--- Problem 1 ---
Reproduce everything in the passage on the ruins of the ‘Aláh from "The only difficulties" down to "if by magic.".
--- Problem 2 ---
Swap "network-node" for "graph-node" in everything from the start of the entries down to the line containing "linkedin-icon [34, 665, 53, 685]", and give back only those lines with nothing else changed.

# Document passage start

The boundary of the ‘Aláh is at Salámiyeh to the south, and running westward it encloses the plateau overhanging the Orontes; the villages of Kefr Ra’a, Duwayr, Temányeh, Jirjinnaz, and Maáseran are built on its extreme limits to the west and north; while to the east it is bounded by the edge of the hills which slope down to the great marsh extending from Tell Tokan to Tell el ‘Ays, known by the name of Matkh el ‘Ays.

All the ruins in this tract are of basalt, with the exception of the Burj el Abiadh (White Tower), which has received its name from the colour of the unusual material of which it is built. The ruins in Jebel el Zowí - which have been explored by M. le Comte de Vogüé - are invariably limestone; and from being built with blocks of a size impossible to bring into general use in a basaltic region, on account of the specific gravity of this latter material being so much greater than that of limestone, they are in good preservation, and contrast strongly with the remains in the ‘Aláh, which have evidently been ruined and rebuilt, in many cases more than once: this is clearly proved by finding - as in the Hauran - inscriptions and fragments of ornamentation built into the walls of houses.

The Arabs all agree in declaring that there are three hundred and sixty-five ruined towns in the ‘Aláh; for they say that ‘a man might formerly have travelled for a year in this district, and never have slept twice in the same village.’ Judging from the number of ruins that fell under my own observation, I can quite believe that this assertion is but little, if at all, exaggerated. Curiously enough, the very existence of these ruins seems to have been quite unknown, even to European residents in this country, till within the last eighteen months. M. Prosper Bambino, nephew to M. F. Bambino, Vice-consul de France at Hamah, then heard of them for the first time from a native hunter, who used to go there in the spring and catch jackdaws to sell to children. Captain Burton, in company with the former, made a brief reconnaissance of the western region, and satisfied himself that it contained valuable matter; but as he was Consul at Damascus, his time was necessarily limited. The number of Bedawin too who infest this region has been sufficient to keep strangers at a respectful distance; and this, with the want of water, the loose basaltic soil, so tiring to horses, and want of reliable information, has probably been the reason why this district has never been explored.

The only difficulties I experienced were the natural ones above mentioned, and the impossibility of making the greedy but not over valorous horsemen, sent to escort me by a too-obliging government, venture their precious selves in the ‘Chol’ or desert, which is as great a bugbear to them as the haunted belfry of an outlying church would be to a ten-year-old urchin in some unmodernised English village. As soon, however, as I had freed myself from these vampires, difficulties vanished as if by magic.

# Document passage end
# Listed entries start

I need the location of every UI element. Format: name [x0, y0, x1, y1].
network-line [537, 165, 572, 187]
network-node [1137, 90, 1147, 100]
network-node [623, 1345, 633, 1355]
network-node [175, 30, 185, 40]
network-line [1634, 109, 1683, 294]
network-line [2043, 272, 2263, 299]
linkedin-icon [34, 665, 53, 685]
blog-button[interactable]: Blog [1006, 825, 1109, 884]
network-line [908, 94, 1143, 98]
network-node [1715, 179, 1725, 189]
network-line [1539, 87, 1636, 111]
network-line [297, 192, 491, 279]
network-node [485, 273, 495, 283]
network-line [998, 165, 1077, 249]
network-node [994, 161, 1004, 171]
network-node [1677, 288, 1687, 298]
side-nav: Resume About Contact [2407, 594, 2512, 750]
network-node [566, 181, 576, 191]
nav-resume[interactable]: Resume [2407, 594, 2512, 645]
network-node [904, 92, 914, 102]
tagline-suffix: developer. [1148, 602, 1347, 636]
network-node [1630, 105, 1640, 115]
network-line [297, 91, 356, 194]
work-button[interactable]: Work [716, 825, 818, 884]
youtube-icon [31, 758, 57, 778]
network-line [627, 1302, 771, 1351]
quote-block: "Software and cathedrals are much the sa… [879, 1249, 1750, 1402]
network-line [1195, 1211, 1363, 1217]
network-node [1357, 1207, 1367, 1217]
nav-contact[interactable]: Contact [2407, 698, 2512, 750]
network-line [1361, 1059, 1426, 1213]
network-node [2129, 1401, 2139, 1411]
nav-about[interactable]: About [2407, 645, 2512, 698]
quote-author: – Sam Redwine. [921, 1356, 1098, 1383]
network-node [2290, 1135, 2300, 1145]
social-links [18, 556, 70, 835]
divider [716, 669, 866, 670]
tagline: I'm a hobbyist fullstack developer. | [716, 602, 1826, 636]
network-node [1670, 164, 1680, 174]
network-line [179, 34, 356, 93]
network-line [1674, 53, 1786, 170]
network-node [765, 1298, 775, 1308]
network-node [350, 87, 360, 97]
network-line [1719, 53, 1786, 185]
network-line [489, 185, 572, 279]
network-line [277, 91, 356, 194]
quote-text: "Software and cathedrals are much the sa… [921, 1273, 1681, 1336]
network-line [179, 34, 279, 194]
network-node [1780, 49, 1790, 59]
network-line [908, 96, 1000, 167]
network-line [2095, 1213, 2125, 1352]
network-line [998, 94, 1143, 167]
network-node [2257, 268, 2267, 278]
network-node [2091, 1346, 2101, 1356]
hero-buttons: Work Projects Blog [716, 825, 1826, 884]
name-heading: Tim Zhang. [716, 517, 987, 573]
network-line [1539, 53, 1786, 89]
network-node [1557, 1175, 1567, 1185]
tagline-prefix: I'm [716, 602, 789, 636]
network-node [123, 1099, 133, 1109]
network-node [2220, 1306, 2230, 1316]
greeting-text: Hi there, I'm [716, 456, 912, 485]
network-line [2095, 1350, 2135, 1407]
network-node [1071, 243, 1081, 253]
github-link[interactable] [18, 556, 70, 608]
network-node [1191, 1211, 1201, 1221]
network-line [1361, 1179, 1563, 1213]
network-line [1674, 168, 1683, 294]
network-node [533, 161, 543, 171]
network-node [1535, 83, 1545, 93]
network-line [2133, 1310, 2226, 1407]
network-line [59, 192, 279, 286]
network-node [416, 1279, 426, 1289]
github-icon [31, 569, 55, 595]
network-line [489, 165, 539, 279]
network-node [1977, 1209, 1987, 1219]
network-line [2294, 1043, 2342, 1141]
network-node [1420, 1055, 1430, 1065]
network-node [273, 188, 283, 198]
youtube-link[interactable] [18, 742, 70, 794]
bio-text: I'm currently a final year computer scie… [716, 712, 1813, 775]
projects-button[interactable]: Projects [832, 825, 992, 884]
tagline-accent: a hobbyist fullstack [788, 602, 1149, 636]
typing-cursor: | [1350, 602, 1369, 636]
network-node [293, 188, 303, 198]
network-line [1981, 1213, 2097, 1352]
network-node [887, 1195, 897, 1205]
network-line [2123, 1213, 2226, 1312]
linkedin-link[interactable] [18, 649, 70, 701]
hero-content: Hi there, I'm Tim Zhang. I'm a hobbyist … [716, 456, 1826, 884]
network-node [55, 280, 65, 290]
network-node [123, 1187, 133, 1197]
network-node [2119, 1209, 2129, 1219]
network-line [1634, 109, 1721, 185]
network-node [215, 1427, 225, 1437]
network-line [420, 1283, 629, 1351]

# Listed entries end

--- Exercise output 1 ---
The only difficulties I experienced were the natural ones above mentioned, and the impossibility of making the greedy but not over valorous horsemen, sent to escort me by a too-obliging government, venture their precious selves in the ‘Chol’ or desert, which is as great a bugbear to them as the haunted belfry of an outlying church would be to a ten-year-old urchin in some unmodernised English village. As soon, however, as I had freed myself from these vampires, difficulties vanished as if by magic.

--- Exercise output 2 ---
I need the location of every UI element. Format: name [x0, y0, x1, y1].
network-line [537, 165, 572, 187]
graph-node [1137, 90, 1147, 100]
graph-node [623, 1345, 633, 1355]
graph-node [175, 30, 185, 40]
network-line [1634, 109, 1683, 294]
network-line [2043, 272, 2263, 299]
linkedin-icon [34, 665, 53, 685]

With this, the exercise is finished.